Aim: Word for word, transcribe the lines below and drop the pictures.

Data for this exercise:
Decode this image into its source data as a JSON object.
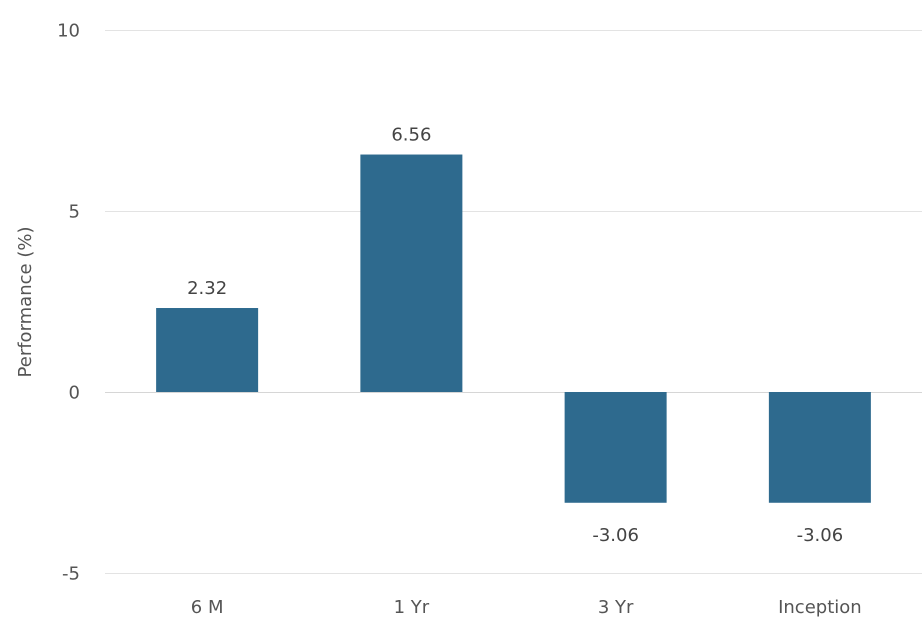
{
  "chart_data": {
    "type": "bar",
    "categories": [
      "6 M",
      "1 Yr",
      "3 Yr",
      "Inception"
    ],
    "values": [
      2.32,
      6.56,
      -3.06,
      -3.06
    ],
    "data_labels": [
      "2.32",
      "6.56",
      "-3.06",
      "-3.06"
    ],
    "title": "",
    "xlabel": "",
    "ylabel": "Performance (%)",
    "ylim": [
      -5,
      10
    ],
    "yticks": [
      -5,
      0,
      5,
      10
    ],
    "ytick_labels": [
      "-5",
      "0",
      "5",
      "10"
    ],
    "grid": "horizontal",
    "legend": "none",
    "bar_color": "#2e6a8e"
  }
}
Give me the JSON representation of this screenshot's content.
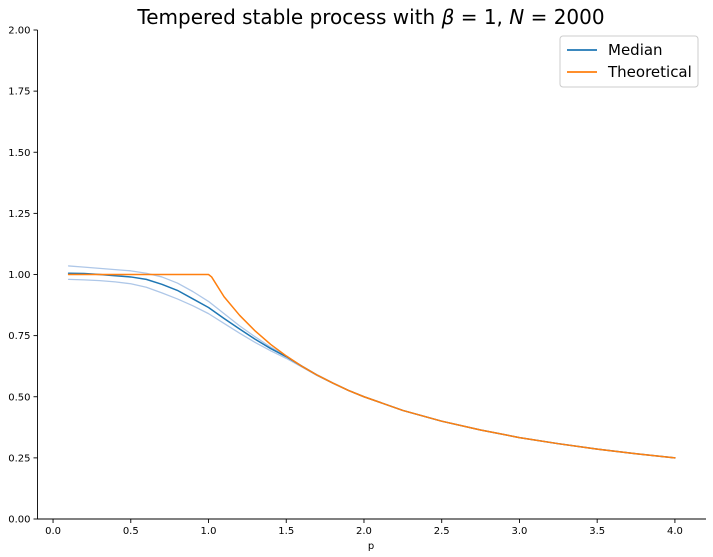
{
  "chart_data": {
    "type": "line",
    "title": "Tempered stable process with β = 1, N = 2000",
    "title_parts": {
      "prefix": "Tempered stable process with ",
      "beta_symbol": "β",
      "beta_eq": " = 1, ",
      "n_symbol": "N",
      "n_eq": " = 2000"
    },
    "xlabel": "p",
    "ylabel": "",
    "xlim": [
      -0.1,
      4.2
    ],
    "ylim": [
      0.0,
      2.0
    ],
    "xticks": [
      "0.0",
      "0.5",
      "1.0",
      "1.5",
      "2.0",
      "2.5",
      "3.0",
      "3.5",
      "4.0"
    ],
    "yticks": [
      "0.00",
      "0.25",
      "0.50",
      "0.75",
      "1.00",
      "1.25",
      "1.50",
      "1.75",
      "2.00"
    ],
    "grid": false,
    "legend_position": "top-right",
    "series": [
      {
        "name": "Median",
        "color": "#1f77b4",
        "x": [
          0.1,
          0.2,
          0.3,
          0.4,
          0.5,
          0.6,
          0.7,
          0.8,
          0.9,
          1.0,
          1.1,
          1.2,
          1.3,
          1.4,
          1.5,
          1.6,
          1.7,
          1.8,
          1.9,
          2.0,
          2.25,
          2.5,
          2.75,
          3.0,
          3.25,
          3.5,
          3.75,
          4.0
        ],
        "y": [
          1.005,
          1.004,
          1.0,
          0.995,
          0.99,
          0.98,
          0.96,
          0.935,
          0.9,
          0.865,
          0.82,
          0.777,
          0.735,
          0.697,
          0.664,
          0.625,
          0.588,
          0.556,
          0.526,
          0.5,
          0.444,
          0.4,
          0.364,
          0.333,
          0.308,
          0.286,
          0.267,
          0.25
        ]
      },
      {
        "name": "Theoretical",
        "color": "#ff7f0e",
        "x": [
          0.1,
          0.2,
          0.3,
          0.4,
          0.5,
          0.6,
          0.7,
          0.8,
          0.9,
          1.0,
          1.02,
          1.1,
          1.2,
          1.3,
          1.4,
          1.5,
          1.6,
          1.7,
          1.8,
          1.9,
          2.0,
          2.25,
          2.5,
          2.75,
          3.0,
          3.25,
          3.5,
          3.75,
          4.0
        ],
        "y": [
          1.0,
          1.0,
          1.0,
          1.0,
          1.0,
          1.0,
          1.0,
          1.0,
          1.0,
          1.0,
          0.99,
          0.909,
          0.833,
          0.769,
          0.714,
          0.667,
          0.625,
          0.588,
          0.556,
          0.526,
          0.5,
          0.444,
          0.4,
          0.364,
          0.333,
          0.308,
          0.286,
          0.267,
          0.25
        ]
      },
      {
        "color": "#aec7e8",
        "x": [
          0.1,
          0.2,
          0.3,
          0.4,
          0.5,
          0.6,
          0.7,
          0.8,
          0.9,
          1.0,
          1.1,
          1.2,
          1.3,
          1.4,
          1.5,
          1.6,
          1.7,
          1.8,
          1.9,
          2.0,
          2.25,
          2.5,
          2.75,
          3.0,
          3.25,
          3.5,
          3.75,
          4.0
        ],
        "y": [
          1.035,
          1.03,
          1.025,
          1.02,
          1.015,
          1.005,
          0.99,
          0.965,
          0.93,
          0.89,
          0.84,
          0.79,
          0.745,
          0.703,
          0.666,
          0.626,
          0.589,
          0.556,
          0.526,
          0.5,
          0.444,
          0.4,
          0.364,
          0.333,
          0.308,
          0.286,
          0.267,
          0.25
        ]
      },
      {
        "color": "#aec7e8",
        "x": [
          0.1,
          0.2,
          0.3,
          0.4,
          0.5,
          0.6,
          0.7,
          0.8,
          0.9,
          1.0,
          1.1,
          1.2,
          1.3,
          1.4,
          1.5,
          1.6,
          1.7,
          1.8,
          1.9,
          2.0,
          2.25,
          2.5,
          2.75,
          3.0,
          3.25,
          3.5,
          3.75,
          4.0
        ],
        "y": [
          0.98,
          0.978,
          0.975,
          0.97,
          0.962,
          0.948,
          0.925,
          0.9,
          0.872,
          0.84,
          0.8,
          0.76,
          0.722,
          0.688,
          0.657,
          0.622,
          0.586,
          0.555,
          0.526,
          0.5,
          0.444,
          0.4,
          0.364,
          0.333,
          0.308,
          0.286,
          0.267,
          0.25
        ]
      }
    ]
  }
}
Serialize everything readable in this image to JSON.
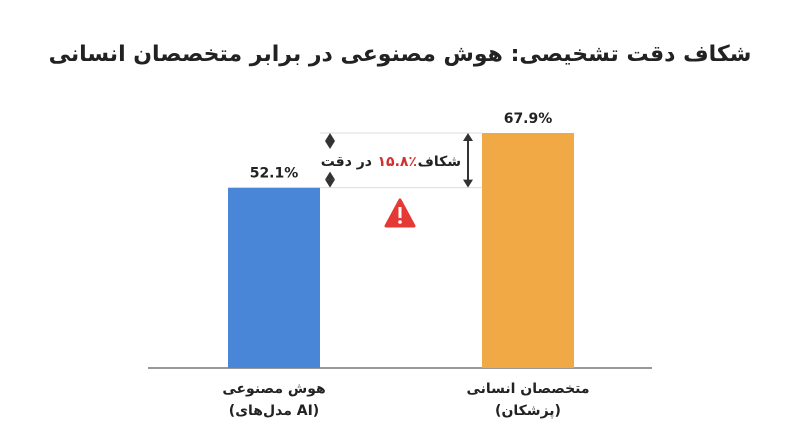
{
  "chart_data": {
    "type": "bar",
    "title": "شکاف دقت تشخیصی: هوش مصنوعی در برابر متخصصان انسانی",
    "categories": [
      [
        "هوش مصنوعی",
        "(مدل‌های AI)"
      ],
      [
        "متخصصان انسانی",
        "(پزشکان)"
      ]
    ],
    "values": [
      52.1,
      67.9
    ],
    "value_labels": [
      "52.1%",
      "67.9%"
    ],
    "colors": [
      "#4a86d8",
      "#f0a945"
    ],
    "annotation": {
      "before": "شکاف",
      "highlight": "۱۵.۸٪",
      "after": "در دقت"
    }
  }
}
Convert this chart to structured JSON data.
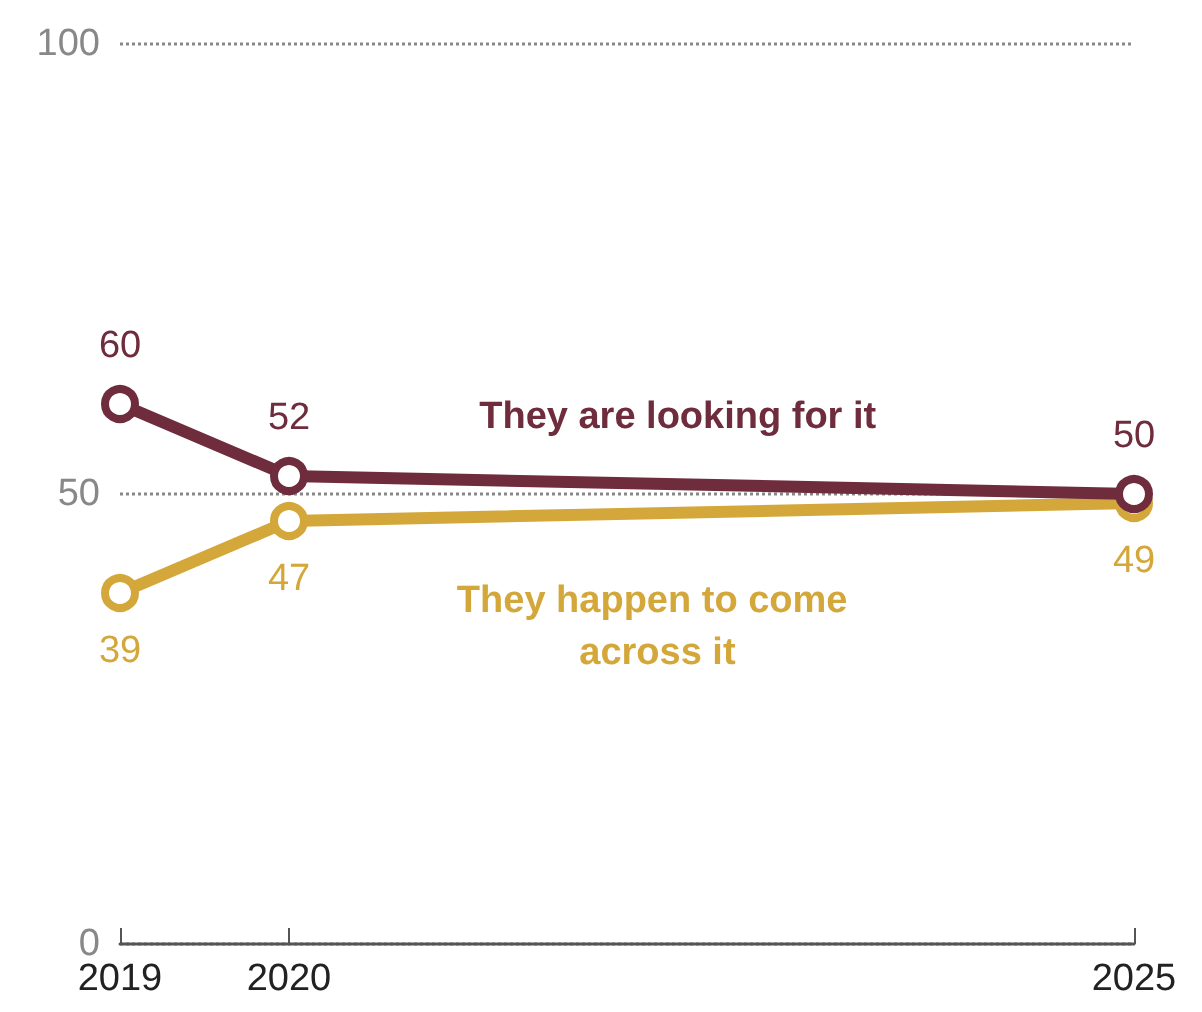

Written reply:
Decode this image into its source data as a JSON object.
{
  "chart_data": {
    "type": "bar",
    "categories": [
      "6 M",
      "1 Yr",
      "3 Yr",
      "Inception"
    ],
    "values": [
      2.32,
      6.56,
      -3.06,
      -3.06
    ],
    "data_labels": [
      "2.32",
      "6.56",
      "-3.06",
      "-3.06"
    ],
    "title": "",
    "xlabel": "",
    "ylabel": "Performance (%)",
    "ylim": [
      -5,
      10
    ],
    "yticks": [
      -5,
      0,
      5,
      10
    ],
    "ytick_labels": [
      "-5",
      "0",
      "5",
      "10"
    ],
    "grid": "horizontal",
    "legend": "none",
    "bar_color": "#2e6a8e"
  }
}
Give me the JSON representation of this screenshot's content.
{
  "chart_data": {
    "type": "line",
    "title": "Tempered stable process with β = 1, N = 2000",
    "title_parts": {
      "prefix": "Tempered stable process with ",
      "beta_symbol": "β",
      "beta_eq": " = 1, ",
      "n_symbol": "N",
      "n_eq": " = 2000"
    },
    "xlabel": "p",
    "ylabel": "",
    "xlim": [
      -0.1,
      4.2
    ],
    "ylim": [
      0.0,
      2.0
    ],
    "xticks": [
      "0.0",
      "0.5",
      "1.0",
      "1.5",
      "2.0",
      "2.5",
      "3.0",
      "3.5",
      "4.0"
    ],
    "yticks": [
      "0.00",
      "0.25",
      "0.50",
      "0.75",
      "1.00",
      "1.25",
      "1.50",
      "1.75",
      "2.00"
    ],
    "grid": false,
    "legend_position": "top-right",
    "series": [
      {
        "name": "Median",
        "color": "#1f77b4",
        "x": [
          0.1,
          0.2,
          0.3,
          0.4,
          0.5,
          0.6,
          0.7,
          0.8,
          0.9,
          1.0,
          1.1,
          1.2,
          1.3,
          1.4,
          1.5,
          1.6,
          1.7,
          1.8,
          1.9,
          2.0,
          2.25,
          2.5,
          2.75,
          3.0,
          3.25,
          3.5,
          3.75,
          4.0
        ],
        "y": [
          1.005,
          1.004,
          1.0,
          0.995,
          0.99,
          0.98,
          0.96,
          0.935,
          0.9,
          0.865,
          0.82,
          0.777,
          0.735,
          0.697,
          0.664,
          0.625,
          0.588,
          0.556,
          0.526,
          0.5,
          0.444,
          0.4,
          0.364,
          0.333,
          0.308,
          0.286,
          0.267,
          0.25
        ]
      },
      {
        "name": "Theoretical",
        "color": "#ff7f0e",
        "x": [
          0.1,
          0.2,
          0.3,
          0.4,
          0.5,
          0.6,
          0.7,
          0.8,
          0.9,
          1.0,
          1.02,
          1.1,
          1.2,
          1.3,
          1.4,
          1.5,
          1.6,
          1.7,
          1.8,
          1.9,
          2.0,
          2.25,
          2.5,
          2.75,
          3.0,
          3.25,
          3.5,
          3.75,
          4.0
        ],
        "y": [
          1.0,
          1.0,
          1.0,
          1.0,
          1.0,
          1.0,
          1.0,
          1.0,
          1.0,
          1.0,
          0.99,
          0.909,
          0.833,
          0.769,
          0.714,
          0.667,
          0.625,
          0.588,
          0.556,
          0.526,
          0.5,
          0.444,
          0.4,
          0.364,
          0.333,
          0.308,
          0.286,
          0.267,
          0.25
        ]
      },
      {
        "color": "#aec7e8",
        "x": [
          0.1,
          0.2,
          0.3,
          0.4,
          0.5,
          0.6,
          0.7,
          0.8,
          0.9,
          1.0,
          1.1,
          1.2,
          1.3,
          1.4,
          1.5,
          1.6,
          1.7,
          1.8,
          1.9,
          2.0,
          2.25,
          2.5,
          2.75,
          3.0,
          3.25,
          3.5,
          3.75,
          4.0
        ],
        "y": [
          1.035,
          1.03,
          1.025,
          1.02,
          1.015,
          1.005,
          0.99,
          0.965,
          0.93,
          0.89,
          0.84,
          0.79,
          0.745,
          0.703,
          0.666,
          0.626,
          0.589,
          0.556,
          0.526,
          0.5,
          0.444,
          0.4,
          0.364,
          0.333,
          0.308,
          0.286,
          0.267,
          0.25
        ]
      },
      {
        "color": "#aec7e8",
        "x": [
          0.1,
          0.2,
          0.3,
          0.4,
          0.5,
          0.6,
          0.7,
          0.8,
          0.9,
          1.0,
          1.1,
          1.2,
          1.3,
          1.4,
          1.5,
          1.6,
          1.7,
          1.8,
          1.9,
          2.0,
          2.25,
          2.5,
          2.75,
          3.0,
          3.25,
          3.5,
          3.75,
          4.0
        ],
        "y": [
          0.98,
          0.978,
          0.975,
          0.97,
          0.962,
          0.948,
          0.925,
          0.9,
          0.872,
          0.84,
          0.8,
          0.76,
          0.722,
          0.688,
          0.657,
          0.622,
          0.586,
          0.555,
          0.526,
          0.5,
          0.444,
          0.4,
          0.364,
          0.333,
          0.308,
          0.286,
          0.267,
          0.25
        ]
      }
    ]
  }
}
Serialize everything readable in this image to JSON.
{
  "chart_data": {
    "type": "bar",
    "title": "شکاف دقت تشخیصی: هوش مصنوعی در برابر متخصصان انسانی",
    "categories": [
      [
        "هوش مصنوعی",
        "(مدل‌های AI)"
      ],
      [
        "متخصصان انسانی",
        "(پزشکان)"
      ]
    ],
    "values": [
      52.1,
      67.9
    ],
    "value_labels": [
      "52.1%",
      "67.9%"
    ],
    "colors": [
      "#4a86d8",
      "#f0a945"
    ],
    "annotation": {
      "before": "شکاف",
      "highlight": "۱۵.۸٪",
      "after": "در دقت"
    }
  }
}
Convert this chart to structured JSON data.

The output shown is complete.